Dataset rows =>

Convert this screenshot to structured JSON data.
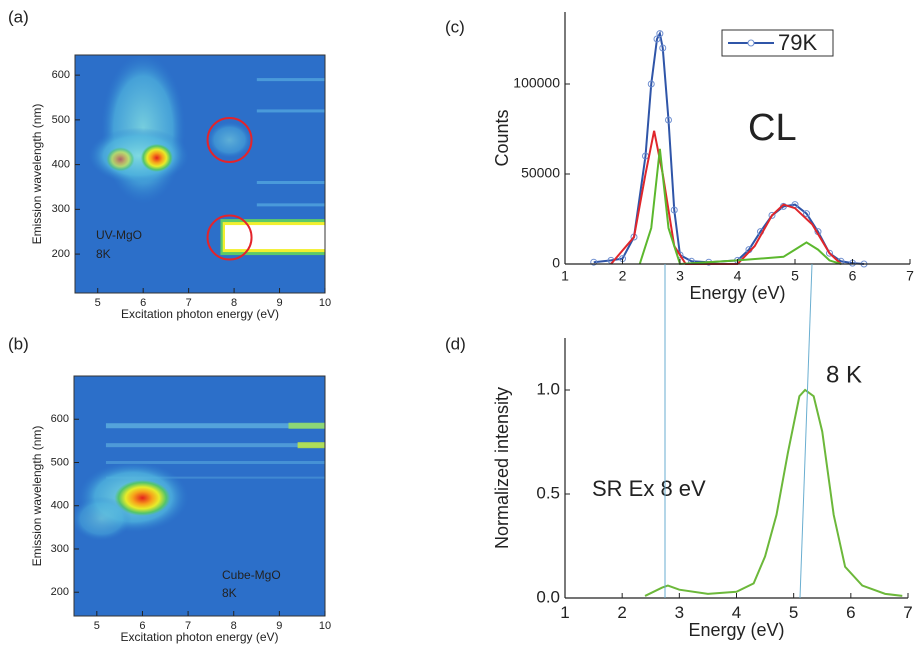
{
  "chart_data": [
    {
      "type": "heatmap",
      "panel_label": "(a)",
      "xlabel": "Excitation photon energy (eV)",
      "ylabel": "Emission wavelength (nm)",
      "xlim": [
        4.5,
        10
      ],
      "ylim": [
        113,
        645
      ],
      "xticks": [
        5,
        6,
        7,
        8,
        9,
        10
      ],
      "yticks": [
        200,
        300,
        400,
        500,
        600
      ],
      "annotations": [
        "UV-MgO",
        "8K"
      ]
    },
    {
      "type": "heatmap",
      "panel_label": "(b)",
      "xlabel": "Excitation photon energy (eV)",
      "ylabel": "Emission wavelength (nm)",
      "xlim": [
        4.5,
        10
      ],
      "ylim": [
        145,
        700
      ],
      "xticks": [
        5,
        6,
        7,
        8,
        9,
        10
      ],
      "yticks": [
        200,
        300,
        400,
        500,
        600
      ],
      "annotations": [
        "Cube-MgO",
        "8K"
      ]
    },
    {
      "type": "line",
      "panel_label": "(c)",
      "xlabel": "Energy (eV)",
      "ylabel": "Counts",
      "xlim": [
        1,
        7
      ],
      "ylim": [
        0,
        140000
      ],
      "xticks": [
        1,
        2,
        3,
        4,
        5,
        6,
        7
      ],
      "yticks": [
        0,
        50000,
        100000
      ],
      "annotations": [
        "CL"
      ],
      "series": [
        {
          "name": "79K",
          "color": "#2f55a8",
          "markers": true,
          "x": [
            1.5,
            1.8,
            2.0,
            2.2,
            2.4,
            2.5,
            2.6,
            2.65,
            2.7,
            2.8,
            2.9,
            3.0,
            3.2,
            3.5,
            4.0,
            4.2,
            4.4,
            4.6,
            4.8,
            5.0,
            5.2,
            5.4,
            5.6,
            5.8,
            6.0,
            6.2
          ],
          "values": [
            1000,
            2000,
            3000,
            15000,
            60000,
            100000,
            125000,
            128000,
            120000,
            80000,
            30000,
            5000,
            1500,
            1000,
            2000,
            8000,
            18000,
            27000,
            32000,
            33000,
            28000,
            18000,
            6000,
            1500,
            500,
            0
          ]
        },
        {
          "color": "#e0262b",
          "x": [
            1.8,
            2.2,
            2.4,
            2.55,
            2.7,
            2.9,
            3.1,
            4.0,
            4.3,
            4.6,
            4.8,
            5.0,
            5.3,
            5.6,
            5.8
          ],
          "values": [
            0,
            15000,
            50000,
            74000,
            50000,
            10000,
            0,
            0,
            10000,
            27000,
            33000,
            31000,
            22000,
            6000,
            0
          ]
        },
        {
          "color": "#5cb82e",
          "x": [
            2.3,
            2.5,
            2.65,
            2.8,
            3.0,
            4.0,
            4.8,
            5.0,
            5.2,
            5.4,
            5.6,
            5.8
          ],
          "values": [
            0,
            20000,
            64000,
            20000,
            0,
            2000,
            4000,
            8000,
            12000,
            8000,
            2000,
            0
          ]
        }
      ]
    },
    {
      "type": "line",
      "panel_label": "(d)",
      "xlabel": "Energy (eV)",
      "ylabel": "Normalized intensity",
      "xlim": [
        1,
        7
      ],
      "ylim": [
        0,
        1.25
      ],
      "xticks": [
        1,
        2,
        3,
        4,
        5,
        6,
        7
      ],
      "yticks": [
        {
          "value": 0,
          "label": "0.0"
        },
        0.5,
        {
          "value": 1,
          "label": "1.0"
        }
      ],
      "annotations": [
        "8 K",
        "SR Ex 8 eV"
      ],
      "series": [
        {
          "color": "#6cb83a",
          "x": [
            2.4,
            2.7,
            2.8,
            3.0,
            3.5,
            4.0,
            4.3,
            4.5,
            4.7,
            4.9,
            5.1,
            5.2,
            5.35,
            5.5,
            5.7,
            5.9,
            6.2,
            6.6,
            6.9
          ],
          "values": [
            0.01,
            0.05,
            0.06,
            0.04,
            0.02,
            0.03,
            0.07,
            0.2,
            0.4,
            0.7,
            0.97,
            1.0,
            0.97,
            0.8,
            0.4,
            0.15,
            0.06,
            0.02,
            0.01
          ]
        }
      ]
    }
  ]
}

Given task =>
Copy the listing word for word, excluding its pictures.

Output for this task =>
Convert this screenshot to structured JSON data.
{
  "chart_data": [
    {
      "type": "heatmap",
      "panel_label": "(a)",
      "xlabel": "Excitation photon energy (eV)",
      "ylabel": "Emission wavelength (nm)",
      "xlim": [
        4.5,
        10
      ],
      "ylim": [
        113,
        645
      ],
      "xticks": [
        5,
        6,
        7,
        8,
        9,
        10
      ],
      "yticks": [
        200,
        300,
        400,
        500,
        600
      ],
      "annotations": [
        "UV-MgO",
        "8K"
      ]
    },
    {
      "type": "heatmap",
      "panel_label": "(b)",
      "xlabel": "Excitation photon energy (eV)",
      "ylabel": "Emission wavelength (nm)",
      "xlim": [
        4.5,
        10
      ],
      "ylim": [
        145,
        700
      ],
      "xticks": [
        5,
        6,
        7,
        8,
        9,
        10
      ],
      "yticks": [
        200,
        300,
        400,
        500,
        600
      ],
      "annotations": [
        "Cube-MgO",
        "8K"
      ]
    },
    {
      "type": "line",
      "panel_label": "(c)",
      "xlabel": "Energy (eV)",
      "ylabel": "Counts",
      "xlim": [
        1,
        7
      ],
      "ylim": [
        0,
        140000
      ],
      "xticks": [
        1,
        2,
        3,
        4,
        5,
        6,
        7
      ],
      "yticks": [
        0,
        50000,
        100000
      ],
      "annotations": [
        "CL"
      ],
      "series": [
        {
          "name": "79K",
          "color": "#2f55a8",
          "markers": true,
          "x": [
            1.5,
            1.8,
            2.0,
            2.2,
            2.4,
            2.5,
            2.6,
            2.65,
            2.7,
            2.8,
            2.9,
            3.0,
            3.2,
            3.5,
            4.0,
            4.2,
            4.4,
            4.6,
            4.8,
            5.0,
            5.2,
            5.4,
            5.6,
            5.8,
            6.0,
            6.2
          ],
          "values": [
            1000,
            2000,
            3000,
            15000,
            60000,
            100000,
            125000,
            128000,
            120000,
            80000,
            30000,
            5000,
            1500,
            1000,
            2000,
            8000,
            18000,
            27000,
            32000,
            33000,
            28000,
            18000,
            6000,
            1500,
            500,
            0
          ]
        },
        {
          "color": "#e0262b",
          "x": [
            1.8,
            2.2,
            2.4,
            2.55,
            2.7,
            2.9,
            3.1,
            4.0,
            4.3,
            4.6,
            4.8,
            5.0,
            5.3,
            5.6,
            5.8
          ],
          "values": [
            0,
            15000,
            50000,
            74000,
            50000,
            10000,
            0,
            0,
            10000,
            27000,
            33000,
            31000,
            22000,
            6000,
            0
          ]
        },
        {
          "color": "#5cb82e",
          "x": [
            2.3,
            2.5,
            2.65,
            2.8,
            3.0,
            4.0,
            4.8,
            5.0,
            5.2,
            5.4,
            5.6,
            5.8
          ],
          "values": [
            0,
            20000,
            64000,
            20000,
            0,
            2000,
            4000,
            8000,
            12000,
            8000,
            2000,
            0
          ]
        }
      ]
    },
    {
      "type": "line",
      "panel_label": "(d)",
      "xlabel": "Energy (eV)",
      "ylabel": "Normalized intensity",
      "xlim": [
        1,
        7
      ],
      "ylim": [
        0,
        1.25
      ],
      "xticks": [
        1,
        2,
        3,
        4,
        5,
        6,
        7
      ],
      "yticks": [
        {
          "value": 0,
          "label": "0.0"
        },
        0.5,
        {
          "value": 1,
          "label": "1.0"
        }
      ],
      "annotations": [
        "8 K",
        "SR Ex 8 eV"
      ],
      "series": [
        {
          "color": "#6cb83a",
          "x": [
            2.4,
            2.7,
            2.8,
            3.0,
            3.5,
            4.0,
            4.3,
            4.5,
            4.7,
            4.9,
            5.1,
            5.2,
            5.35,
            5.5,
            5.7,
            5.9,
            6.2,
            6.6,
            6.9
          ],
          "values": [
            0.01,
            0.05,
            0.06,
            0.04,
            0.02,
            0.03,
            0.07,
            0.2,
            0.4,
            0.7,
            0.97,
            1.0,
            0.97,
            0.8,
            0.4,
            0.15,
            0.06,
            0.02,
            0.01
          ]
        }
      ]
    }
  ]
}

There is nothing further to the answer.